* **Task instructions**
The data that follows is to be copied exactly, with each image removed.

***

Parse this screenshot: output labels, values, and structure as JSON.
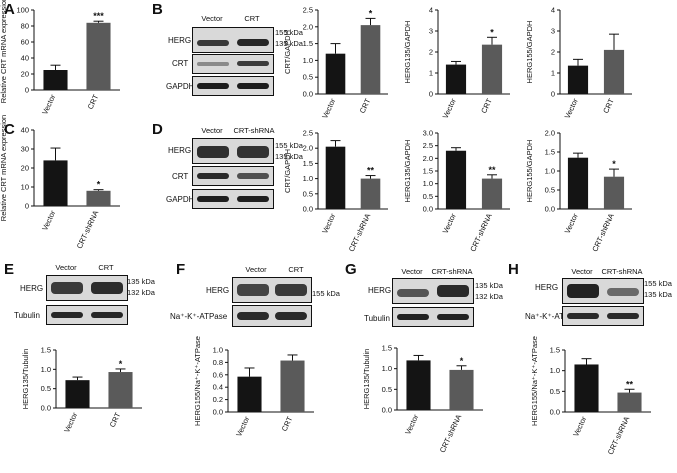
{
  "panels": [
    {
      "id": "A",
      "label": "A"
    },
    {
      "id": "B",
      "label": "B"
    },
    {
      "id": "C",
      "label": "C"
    },
    {
      "id": "D",
      "label": "D"
    },
    {
      "id": "E",
      "label": "E"
    },
    {
      "id": "F",
      "label": "F"
    },
    {
      "id": "G",
      "label": "G"
    },
    {
      "id": "H",
      "label": "H"
    }
  ],
  "blots": {
    "B": {
      "lanes": [
        "Vector",
        "CRT"
      ],
      "rows": [
        "HERG",
        "CRT",
        "GAPDH"
      ],
      "kda": [
        "155 kDa",
        "135 kDa"
      ]
    },
    "D": {
      "lanes": [
        "Vector",
        "CRT-shRNA"
      ],
      "rows": [
        "HERG",
        "CRT",
        "GAPDH"
      ],
      "kda": [
        "155 kDa",
        "135 kDa"
      ]
    },
    "E": {
      "lanes": [
        "Vector",
        "CRT"
      ],
      "rows": [
        "HERG",
        "Tubulin"
      ],
      "kda": [
        "135 kDa",
        "132 kDa"
      ]
    },
    "F": {
      "lanes": [
        "Vector",
        "CRT"
      ],
      "rows": [
        "HERG",
        "Na⁺-K⁺-ATPase"
      ],
      "kda": [
        "155 kDa"
      ]
    },
    "G": {
      "lanes": [
        "Vector",
        "CRT-shRNA"
      ],
      "rows": [
        "HERG",
        "Tubulin"
      ],
      "kda": [
        "135 kDa",
        "132 kDa"
      ]
    },
    "H": {
      "lanes": [
        "Vector",
        "CRT-shRNA"
      ],
      "rows": [
        "HERG",
        "Na⁺-K⁺-ATPase"
      ],
      "kda": [
        "155 kDa",
        "135 kDa"
      ]
    }
  },
  "chart_data": [
    {
      "id": "A",
      "type": "bar",
      "categories": [
        "Vector",
        "CRT"
      ],
      "values": [
        25,
        84
      ],
      "errors": [
        6,
        2
      ],
      "ylabel": "Relative CRT mRNA expression",
      "ylim": [
        0,
        100
      ],
      "yticks": [
        0,
        20,
        40,
        60,
        80,
        100
      ],
      "sig": [
        "",
        "***"
      ],
      "colors": [
        "#141414",
        "#5a5a5a"
      ]
    },
    {
      "id": "B1",
      "type": "bar",
      "categories": [
        "Vector",
        "CRT"
      ],
      "values": [
        1.2,
        2.05
      ],
      "errors": [
        0.3,
        0.2
      ],
      "ylabel": "CRT/GAPDH",
      "ylim": [
        0,
        2.5
      ],
      "yticks": [
        0,
        0.5,
        1.0,
        1.5,
        2.0,
        2.5
      ],
      "sig": [
        "",
        "*"
      ],
      "colors": [
        "#141414",
        "#5a5a5a"
      ]
    },
    {
      "id": "B2",
      "type": "bar",
      "categories": [
        "Vector",
        "CRT"
      ],
      "values": [
        1.4,
        2.35
      ],
      "errors": [
        0.15,
        0.35
      ],
      "ylabel": "HERG135/GAPDH",
      "ylim": [
        0,
        4
      ],
      "yticks": [
        0,
        1,
        2,
        3,
        4
      ],
      "sig": [
        "",
        "*"
      ],
      "colors": [
        "#141414",
        "#5a5a5a"
      ]
    },
    {
      "id": "B3",
      "type": "bar",
      "categories": [
        "Vector",
        "CRT"
      ],
      "values": [
        1.35,
        2.1
      ],
      "errors": [
        0.3,
        0.75
      ],
      "ylabel": "HERG155/GAPDH",
      "ylim": [
        0,
        4
      ],
      "yticks": [
        0,
        1,
        2,
        3,
        4
      ],
      "sig": [
        "",
        ""
      ],
      "colors": [
        "#141414",
        "#5a5a5a"
      ]
    },
    {
      "id": "C",
      "type": "bar",
      "categories": [
        "Vector",
        "CRT-shRNA"
      ],
      "values": [
        24,
        8
      ],
      "errors": [
        6.5,
        0.6
      ],
      "ylabel": "Relative CRT mRNA expression",
      "ylim": [
        0,
        40
      ],
      "yticks": [
        0,
        10,
        20,
        30,
        40
      ],
      "sig": [
        "",
        "*"
      ],
      "colors": [
        "#141414",
        "#5a5a5a"
      ]
    },
    {
      "id": "D1",
      "type": "bar",
      "categories": [
        "Vector",
        "CRT-shRNA"
      ],
      "values": [
        2.05,
        1.0
      ],
      "errors": [
        0.2,
        0.1
      ],
      "ylabel": "CRT/GAPDH",
      "ylim": [
        0,
        2.5
      ],
      "yticks": [
        0,
        0.5,
        1.0,
        1.5,
        2.0,
        2.5
      ],
      "sig": [
        "",
        "**"
      ],
      "colors": [
        "#141414",
        "#5a5a5a"
      ]
    },
    {
      "id": "D2",
      "type": "bar",
      "categories": [
        "Vector",
        "CRT-shRNA"
      ],
      "values": [
        2.3,
        1.2
      ],
      "errors": [
        0.12,
        0.15
      ],
      "ylabel": "HERG135/GAPDH",
      "ylim": [
        0,
        3
      ],
      "yticks": [
        0,
        0.5,
        1.0,
        1.5,
        2.0,
        2.5,
        3.0
      ],
      "sig": [
        "",
        "**"
      ],
      "colors": [
        "#141414",
        "#5a5a5a"
      ]
    },
    {
      "id": "D3",
      "type": "bar",
      "categories": [
        "Vector",
        "CRT-shRNA"
      ],
      "values": [
        1.35,
        0.85
      ],
      "errors": [
        0.12,
        0.2
      ],
      "ylabel": "HERG155/GAPDH",
      "ylim": [
        0,
        2
      ],
      "yticks": [
        0,
        0.5,
        1.0,
        1.5,
        2.0
      ],
      "sig": [
        "",
        "*"
      ],
      "colors": [
        "#141414",
        "#5a5a5a"
      ]
    },
    {
      "id": "E",
      "type": "bar",
      "categories": [
        "Vector",
        "CRT"
      ],
      "values": [
        0.72,
        0.93
      ],
      "errors": [
        0.08,
        0.08
      ],
      "ylabel": "HERG135/Tubulin",
      "ylim": [
        0,
        1.5
      ],
      "yticks": [
        0,
        0.5,
        1.0,
        1.5
      ],
      "sig": [
        "",
        "*"
      ],
      "colors": [
        "#141414",
        "#5a5a5a"
      ]
    },
    {
      "id": "F",
      "type": "bar",
      "categories": [
        "Vector",
        "CRT"
      ],
      "values": [
        0.57,
        0.83
      ],
      "errors": [
        0.14,
        0.09
      ],
      "ylabel": "HERG155/Na⁺-K⁺-ATPase",
      "ylim": [
        0,
        1.0
      ],
      "yticks": [
        0,
        0.2,
        0.4,
        0.6,
        0.8,
        1.0
      ],
      "sig": [
        "",
        ""
      ],
      "colors": [
        "#141414",
        "#5a5a5a"
      ]
    },
    {
      "id": "G",
      "type": "bar",
      "categories": [
        "Vector",
        "CRT-shRNA"
      ],
      "values": [
        1.2,
        0.97
      ],
      "errors": [
        0.12,
        0.1
      ],
      "ylabel": "HERG135/Tubulin",
      "ylim": [
        0,
        1.5
      ],
      "yticks": [
        0,
        0.5,
        1.0,
        1.5
      ],
      "sig": [
        "",
        "*"
      ],
      "colors": [
        "#141414",
        "#5a5a5a"
      ]
    },
    {
      "id": "H",
      "type": "bar",
      "categories": [
        "Vector",
        "CRT-shRNA"
      ],
      "values": [
        1.15,
        0.47
      ],
      "errors": [
        0.14,
        0.08
      ],
      "ylabel": "HERG155/Na⁺-K⁺-ATPase",
      "ylim": [
        0,
        1.5
      ],
      "yticks": [
        0,
        0.5,
        1.0,
        1.5
      ],
      "sig": [
        "",
        "**"
      ],
      "colors": [
        "#141414",
        "#5a5a5a"
      ]
    }
  ]
}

***

* **Task answer**
Parse this screenshot: output labels, values, and structure as JSON.
{
  "panels": [
    {
      "id": "A",
      "label": "A"
    },
    {
      "id": "B",
      "label": "B"
    },
    {
      "id": "C",
      "label": "C"
    },
    {
      "id": "D",
      "label": "D"
    },
    {
      "id": "E",
      "label": "E"
    },
    {
      "id": "F",
      "label": "F"
    },
    {
      "id": "G",
      "label": "G"
    },
    {
      "id": "H",
      "label": "H"
    }
  ],
  "blots": {
    "B": {
      "lanes": [
        "Vector",
        "CRT"
      ],
      "rows": [
        "HERG",
        "CRT",
        "GAPDH"
      ],
      "kda": [
        "155 kDa",
        "135 kDa"
      ]
    },
    "D": {
      "lanes": [
        "Vector",
        "CRT-shRNA"
      ],
      "rows": [
        "HERG",
        "CRT",
        "GAPDH"
      ],
      "kda": [
        "155 kDa",
        "135 kDa"
      ]
    },
    "E": {
      "lanes": [
        "Vector",
        "CRT"
      ],
      "rows": [
        "HERG",
        "Tubulin"
      ],
      "kda": [
        "135 kDa",
        "132 kDa"
      ]
    },
    "F": {
      "lanes": [
        "Vector",
        "CRT"
      ],
      "rows": [
        "HERG",
        "Na⁺-K⁺-ATPase"
      ],
      "kda": [
        "155 kDa"
      ]
    },
    "G": {
      "lanes": [
        "Vector",
        "CRT-shRNA"
      ],
      "rows": [
        "HERG",
        "Tubulin"
      ],
      "kda": [
        "135 kDa",
        "132 kDa"
      ]
    },
    "H": {
      "lanes": [
        "Vector",
        "CRT-shRNA"
      ],
      "rows": [
        "HERG",
        "Na⁺-K⁺-ATPase"
      ],
      "kda": [
        "155 kDa",
        "135 kDa"
      ]
    }
  },
  "chart_data": [
    {
      "id": "A",
      "type": "bar",
      "categories": [
        "Vector",
        "CRT"
      ],
      "values": [
        25,
        84
      ],
      "errors": [
        6,
        2
      ],
      "ylabel": "Relative CRT mRNA expression",
      "ylim": [
        0,
        100
      ],
      "yticks": [
        0,
        20,
        40,
        60,
        80,
        100
      ],
      "sig": [
        "",
        "***"
      ],
      "colors": [
        "#141414",
        "#5a5a5a"
      ]
    },
    {
      "id": "B1",
      "type": "bar",
      "categories": [
        "Vector",
        "CRT"
      ],
      "values": [
        1.2,
        2.05
      ],
      "errors": [
        0.3,
        0.2
      ],
      "ylabel": "CRT/GAPDH",
      "ylim": [
        0,
        2.5
      ],
      "yticks": [
        0,
        0.5,
        1.0,
        1.5,
        2.0,
        2.5
      ],
      "sig": [
        "",
        "*"
      ],
      "colors": [
        "#141414",
        "#5a5a5a"
      ]
    },
    {
      "id": "B2",
      "type": "bar",
      "categories": [
        "Vector",
        "CRT"
      ],
      "values": [
        1.4,
        2.35
      ],
      "errors": [
        0.15,
        0.35
      ],
      "ylabel": "HERG135/GAPDH",
      "ylim": [
        0,
        4
      ],
      "yticks": [
        0,
        1,
        2,
        3,
        4
      ],
      "sig": [
        "",
        "*"
      ],
      "colors": [
        "#141414",
        "#5a5a5a"
      ]
    },
    {
      "id": "B3",
      "type": "bar",
      "categories": [
        "Vector",
        "CRT"
      ],
      "values": [
        1.35,
        2.1
      ],
      "errors": [
        0.3,
        0.75
      ],
      "ylabel": "HERG155/GAPDH",
      "ylim": [
        0,
        4
      ],
      "yticks": [
        0,
        1,
        2,
        3,
        4
      ],
      "sig": [
        "",
        ""
      ],
      "colors": [
        "#141414",
        "#5a5a5a"
      ]
    },
    {
      "id": "C",
      "type": "bar",
      "categories": [
        "Vector",
        "CRT-shRNA"
      ],
      "values": [
        24,
        8
      ],
      "errors": [
        6.5,
        0.6
      ],
      "ylabel": "Relative CRT mRNA expression",
      "ylim": [
        0,
        40
      ],
      "yticks": [
        0,
        10,
        20,
        30,
        40
      ],
      "sig": [
        "",
        "*"
      ],
      "colors": [
        "#141414",
        "#5a5a5a"
      ]
    },
    {
      "id": "D1",
      "type": "bar",
      "categories": [
        "Vector",
        "CRT-shRNA"
      ],
      "values": [
        2.05,
        1.0
      ],
      "errors": [
        0.2,
        0.1
      ],
      "ylabel": "CRT/GAPDH",
      "ylim": [
        0,
        2.5
      ],
      "yticks": [
        0,
        0.5,
        1.0,
        1.5,
        2.0,
        2.5
      ],
      "sig": [
        "",
        "**"
      ],
      "colors": [
        "#141414",
        "#5a5a5a"
      ]
    },
    {
      "id": "D2",
      "type": "bar",
      "categories": [
        "Vector",
        "CRT-shRNA"
      ],
      "values": [
        2.3,
        1.2
      ],
      "errors": [
        0.12,
        0.15
      ],
      "ylabel": "HERG135/GAPDH",
      "ylim": [
        0,
        3
      ],
      "yticks": [
        0,
        0.5,
        1.0,
        1.5,
        2.0,
        2.5,
        3.0
      ],
      "sig": [
        "",
        "**"
      ],
      "colors": [
        "#141414",
        "#5a5a5a"
      ]
    },
    {
      "id": "D3",
      "type": "bar",
      "categories": [
        "Vector",
        "CRT-shRNA"
      ],
      "values": [
        1.35,
        0.85
      ],
      "errors": [
        0.12,
        0.2
      ],
      "ylabel": "HERG155/GAPDH",
      "ylim": [
        0,
        2
      ],
      "yticks": [
        0,
        0.5,
        1.0,
        1.5,
        2.0
      ],
      "sig": [
        "",
        "*"
      ],
      "colors": [
        "#141414",
        "#5a5a5a"
      ]
    },
    {
      "id": "E",
      "type": "bar",
      "categories": [
        "Vector",
        "CRT"
      ],
      "values": [
        0.72,
        0.93
      ],
      "errors": [
        0.08,
        0.08
      ],
      "ylabel": "HERG135/Tubulin",
      "ylim": [
        0,
        1.5
      ],
      "yticks": [
        0,
        0.5,
        1.0,
        1.5
      ],
      "sig": [
        "",
        "*"
      ],
      "colors": [
        "#141414",
        "#5a5a5a"
      ]
    },
    {
      "id": "F",
      "type": "bar",
      "categories": [
        "Vector",
        "CRT"
      ],
      "values": [
        0.57,
        0.83
      ],
      "errors": [
        0.14,
        0.09
      ],
      "ylabel": "HERG155/Na⁺-K⁺-ATPase",
      "ylim": [
        0,
        1.0
      ],
      "yticks": [
        0,
        0.2,
        0.4,
        0.6,
        0.8,
        1.0
      ],
      "sig": [
        "",
        ""
      ],
      "colors": [
        "#141414",
        "#5a5a5a"
      ]
    },
    {
      "id": "G",
      "type": "bar",
      "categories": [
        "Vector",
        "CRT-shRNA"
      ],
      "values": [
        1.2,
        0.97
      ],
      "errors": [
        0.12,
        0.1
      ],
      "ylabel": "HERG135/Tubulin",
      "ylim": [
        0,
        1.5
      ],
      "yticks": [
        0,
        0.5,
        1.0,
        1.5
      ],
      "sig": [
        "",
        "*"
      ],
      "colors": [
        "#141414",
        "#5a5a5a"
      ]
    },
    {
      "id": "H",
      "type": "bar",
      "categories": [
        "Vector",
        "CRT-shRNA"
      ],
      "values": [
        1.15,
        0.47
      ],
      "errors": [
        0.14,
        0.08
      ],
      "ylabel": "HERG155/Na⁺-K⁺-ATPase",
      "ylim": [
        0,
        1.5
      ],
      "yticks": [
        0,
        0.5,
        1.0,
        1.5
      ],
      "sig": [
        "",
        "**"
      ],
      "colors": [
        "#141414",
        "#5a5a5a"
      ]
    }
  ]
}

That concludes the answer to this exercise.